**WHAT IS ASKED:** Using the data below, repeat all of it precisely.

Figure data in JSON
--------------------------------

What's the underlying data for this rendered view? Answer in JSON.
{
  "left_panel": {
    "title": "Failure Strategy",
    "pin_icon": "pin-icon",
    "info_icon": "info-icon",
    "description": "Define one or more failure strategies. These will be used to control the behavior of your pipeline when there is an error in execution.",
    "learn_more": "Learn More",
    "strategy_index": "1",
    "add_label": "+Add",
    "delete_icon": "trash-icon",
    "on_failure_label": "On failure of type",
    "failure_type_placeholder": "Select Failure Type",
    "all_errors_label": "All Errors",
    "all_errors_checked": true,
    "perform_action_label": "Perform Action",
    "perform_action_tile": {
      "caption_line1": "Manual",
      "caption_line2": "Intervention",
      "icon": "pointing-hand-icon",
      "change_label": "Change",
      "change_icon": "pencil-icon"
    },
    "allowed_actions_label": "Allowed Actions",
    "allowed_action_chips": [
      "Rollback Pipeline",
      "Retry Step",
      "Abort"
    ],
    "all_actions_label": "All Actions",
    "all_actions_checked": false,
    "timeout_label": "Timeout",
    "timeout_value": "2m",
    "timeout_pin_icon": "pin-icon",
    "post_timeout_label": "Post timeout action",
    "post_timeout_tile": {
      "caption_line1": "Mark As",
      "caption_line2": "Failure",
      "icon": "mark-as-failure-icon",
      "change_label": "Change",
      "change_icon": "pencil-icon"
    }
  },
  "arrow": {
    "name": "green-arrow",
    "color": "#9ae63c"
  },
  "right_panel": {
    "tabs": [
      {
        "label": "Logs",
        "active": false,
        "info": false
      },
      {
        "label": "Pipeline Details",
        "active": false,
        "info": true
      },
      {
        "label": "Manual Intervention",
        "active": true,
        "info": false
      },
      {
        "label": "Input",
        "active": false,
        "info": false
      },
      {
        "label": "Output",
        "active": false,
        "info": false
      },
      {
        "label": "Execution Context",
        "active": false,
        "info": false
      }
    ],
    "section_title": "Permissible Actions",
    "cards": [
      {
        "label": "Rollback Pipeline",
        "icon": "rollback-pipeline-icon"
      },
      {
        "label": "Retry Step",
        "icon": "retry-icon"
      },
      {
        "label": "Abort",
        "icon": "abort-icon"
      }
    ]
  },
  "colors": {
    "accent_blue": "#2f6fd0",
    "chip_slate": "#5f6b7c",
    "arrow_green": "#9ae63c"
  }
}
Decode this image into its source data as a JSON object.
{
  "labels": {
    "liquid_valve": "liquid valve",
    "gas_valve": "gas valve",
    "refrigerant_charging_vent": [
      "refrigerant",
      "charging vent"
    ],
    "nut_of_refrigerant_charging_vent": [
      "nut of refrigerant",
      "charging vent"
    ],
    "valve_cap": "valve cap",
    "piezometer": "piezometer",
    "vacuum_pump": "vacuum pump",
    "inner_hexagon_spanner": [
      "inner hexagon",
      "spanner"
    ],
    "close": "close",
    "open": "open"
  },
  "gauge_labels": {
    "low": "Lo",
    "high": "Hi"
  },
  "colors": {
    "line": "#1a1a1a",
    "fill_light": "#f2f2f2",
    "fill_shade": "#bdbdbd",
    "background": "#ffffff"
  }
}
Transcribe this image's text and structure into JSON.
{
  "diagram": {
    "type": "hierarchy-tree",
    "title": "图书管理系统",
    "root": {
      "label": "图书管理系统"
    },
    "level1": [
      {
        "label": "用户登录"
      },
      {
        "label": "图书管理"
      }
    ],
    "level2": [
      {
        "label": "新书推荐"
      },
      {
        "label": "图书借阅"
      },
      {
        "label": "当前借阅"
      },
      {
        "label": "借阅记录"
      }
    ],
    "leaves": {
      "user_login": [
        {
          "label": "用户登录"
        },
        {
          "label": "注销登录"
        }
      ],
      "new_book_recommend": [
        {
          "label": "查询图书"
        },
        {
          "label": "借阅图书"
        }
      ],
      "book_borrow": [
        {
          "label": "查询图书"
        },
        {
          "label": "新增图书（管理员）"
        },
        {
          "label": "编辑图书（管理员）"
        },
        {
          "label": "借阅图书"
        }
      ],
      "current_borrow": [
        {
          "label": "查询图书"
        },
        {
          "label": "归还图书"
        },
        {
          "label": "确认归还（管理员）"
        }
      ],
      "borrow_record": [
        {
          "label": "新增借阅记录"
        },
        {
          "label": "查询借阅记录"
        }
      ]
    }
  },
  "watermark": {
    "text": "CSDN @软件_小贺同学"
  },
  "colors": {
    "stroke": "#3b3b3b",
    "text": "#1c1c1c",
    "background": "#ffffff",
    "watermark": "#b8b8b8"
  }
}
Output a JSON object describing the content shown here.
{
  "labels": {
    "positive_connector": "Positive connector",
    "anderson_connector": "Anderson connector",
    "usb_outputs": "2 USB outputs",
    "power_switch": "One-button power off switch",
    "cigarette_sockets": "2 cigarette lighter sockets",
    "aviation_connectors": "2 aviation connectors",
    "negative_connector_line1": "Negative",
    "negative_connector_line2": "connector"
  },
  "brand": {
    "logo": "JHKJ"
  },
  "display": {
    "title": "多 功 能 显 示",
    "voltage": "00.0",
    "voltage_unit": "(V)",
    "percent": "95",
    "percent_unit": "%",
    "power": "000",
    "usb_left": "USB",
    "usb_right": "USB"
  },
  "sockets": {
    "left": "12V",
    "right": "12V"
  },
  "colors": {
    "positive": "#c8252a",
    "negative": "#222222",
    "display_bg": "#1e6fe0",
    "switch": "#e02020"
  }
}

--------------------------------

**PROBLEM SOLUTION:**
What's the underlying data for this rendered view? Answer in JSON.
{
  "left_panel": {
    "title": "Failure Strategy",
    "pin_icon": "pin-icon",
    "info_icon": "info-icon",
    "description": "Define one or more failure strategies. These will be used to control the behavior of your pipeline when there is an error in execution.",
    "learn_more": "Learn More",
    "strategy_index": "1",
    "add_label": "+Add",
    "delete_icon": "trash-icon",
    "on_failure_label": "On failure of type",
    "failure_type_placeholder": "Select Failure Type",
    "all_errors_label": "All Errors",
    "all_errors_checked": true,
    "perform_action_label": "Perform Action",
    "perform_action_tile": {
      "caption_line1": "Manual",
      "caption_line2": "Intervention",
      "icon": "pointing-hand-icon",
      "change_label": "Change",
      "change_icon": "pencil-icon"
    },
    "allowed_actions_label": "Allowed Actions",
    "allowed_action_chips": [
      "Rollback Pipeline",
      "Retry Step",
      "Abort"
    ],
    "all_actions_label": "All Actions",
    "all_actions_checked": false,
    "timeout_label": "Timeout",
    "timeout_value": "2m",
    "timeout_pin_icon": "pin-icon",
    "post_timeout_label": "Post timeout action",
    "post_timeout_tile": {
      "caption_line1": "Mark As",
      "caption_line2": "Failure",
      "icon": "mark-as-failure-icon",
      "change_label": "Change",
      "change_icon": "pencil-icon"
    }
  },
  "arrow": {
    "name": "green-arrow",
    "color": "#9ae63c"
  },
  "right_panel": {
    "tabs": [
      {
        "label": "Logs",
        "active": false,
        "info": false
      },
      {
        "label": "Pipeline Details",
        "active": false,
        "info": true
      },
      {
        "label": "Manual Intervention",
        "active": true,
        "info": false
      },
      {
        "label": "Input",
        "active": false,
        "info": false
      },
      {
        "label": "Output",
        "active": false,
        "info": false
      },
      {
        "label": "Execution Context",
        "active": false,
        "info": false
      }
    ],
    "section_title": "Permissible Actions",
    "cards": [
      {
        "label": "Rollback Pipeline",
        "icon": "rollback-pipeline-icon"
      },
      {
        "label": "Retry Step",
        "icon": "retry-icon"
      },
      {
        "label": "Abort",
        "icon": "abort-icon"
      }
    ]
  },
  "colors": {
    "accent_blue": "#2f6fd0",
    "chip_slate": "#5f6b7c",
    "arrow_green": "#9ae63c"
  }
}
Decode this image into its source data as a JSON object.
{
  "labels": {
    "liquid_valve": "liquid valve",
    "gas_valve": "gas valve",
    "refrigerant_charging_vent": [
      "refrigerant",
      "charging vent"
    ],
    "nut_of_refrigerant_charging_vent": [
      "nut of refrigerant",
      "charging vent"
    ],
    "valve_cap": "valve cap",
    "piezometer": "piezometer",
    "vacuum_pump": "vacuum pump",
    "inner_hexagon_spanner": [
      "inner hexagon",
      "spanner"
    ],
    "close": "close",
    "open": "open"
  },
  "gauge_labels": {
    "low": "Lo",
    "high": "Hi"
  },
  "colors": {
    "line": "#1a1a1a",
    "fill_light": "#f2f2f2",
    "fill_shade": "#bdbdbd",
    "background": "#ffffff"
  }
}
Transcribe this image's text and structure into JSON.
{
  "diagram": {
    "type": "hierarchy-tree",
    "title": "图书管理系统",
    "root": {
      "label": "图书管理系统"
    },
    "level1": [
      {
        "label": "用户登录"
      },
      {
        "label": "图书管理"
      }
    ],
    "level2": [
      {
        "label": "新书推荐"
      },
      {
        "label": "图书借阅"
      },
      {
        "label": "当前借阅"
      },
      {
        "label": "借阅记录"
      }
    ],
    "leaves": {
      "user_login": [
        {
          "label": "用户登录"
        },
        {
          "label": "注销登录"
        }
      ],
      "new_book_recommend": [
        {
          "label": "查询图书"
        },
        {
          "label": "借阅图书"
        }
      ],
      "book_borrow": [
        {
          "label": "查询图书"
        },
        {
          "label": "新增图书（管理员）"
        },
        {
          "label": "编辑图书（管理员）"
        },
        {
          "label": "借阅图书"
        }
      ],
      "current_borrow": [
        {
          "label": "查询图书"
        },
        {
          "label": "归还图书"
        },
        {
          "label": "确认归还（管理员）"
        }
      ],
      "borrow_record": [
        {
          "label": "新增借阅记录"
        },
        {
          "label": "查询借阅记录"
        }
      ]
    }
  },
  "watermark": {
    "text": "CSDN @软件_小贺同学"
  },
  "colors": {
    "stroke": "#3b3b3b",
    "text": "#1c1c1c",
    "background": "#ffffff",
    "watermark": "#b8b8b8"
  }
}
Output a JSON object describing the content shown here.
{
  "labels": {
    "positive_connector": "Positive connector",
    "anderson_connector": "Anderson connector",
    "usb_outputs": "2 USB outputs",
    "power_switch": "One-button power off switch",
    "cigarette_sockets": "2 cigarette lighter sockets",
    "aviation_connectors": "2 aviation connectors",
    "negative_connector_line1": "Negative",
    "negative_connector_line2": "connector"
  },
  "brand": {
    "logo": "JHKJ"
  },
  "display": {
    "title": "多 功 能 显 示",
    "voltage": "00.0",
    "voltage_unit": "(V)",
    "percent": "95",
    "percent_unit": "%",
    "power": "000",
    "usb_left": "USB",
    "usb_right": "USB"
  },
  "sockets": {
    "left": "12V",
    "right": "12V"
  },
  "colors": {
    "positive": "#c8252a",
    "negative": "#222222",
    "display_bg": "#1e6fe0",
    "switch": "#e02020"
  }
}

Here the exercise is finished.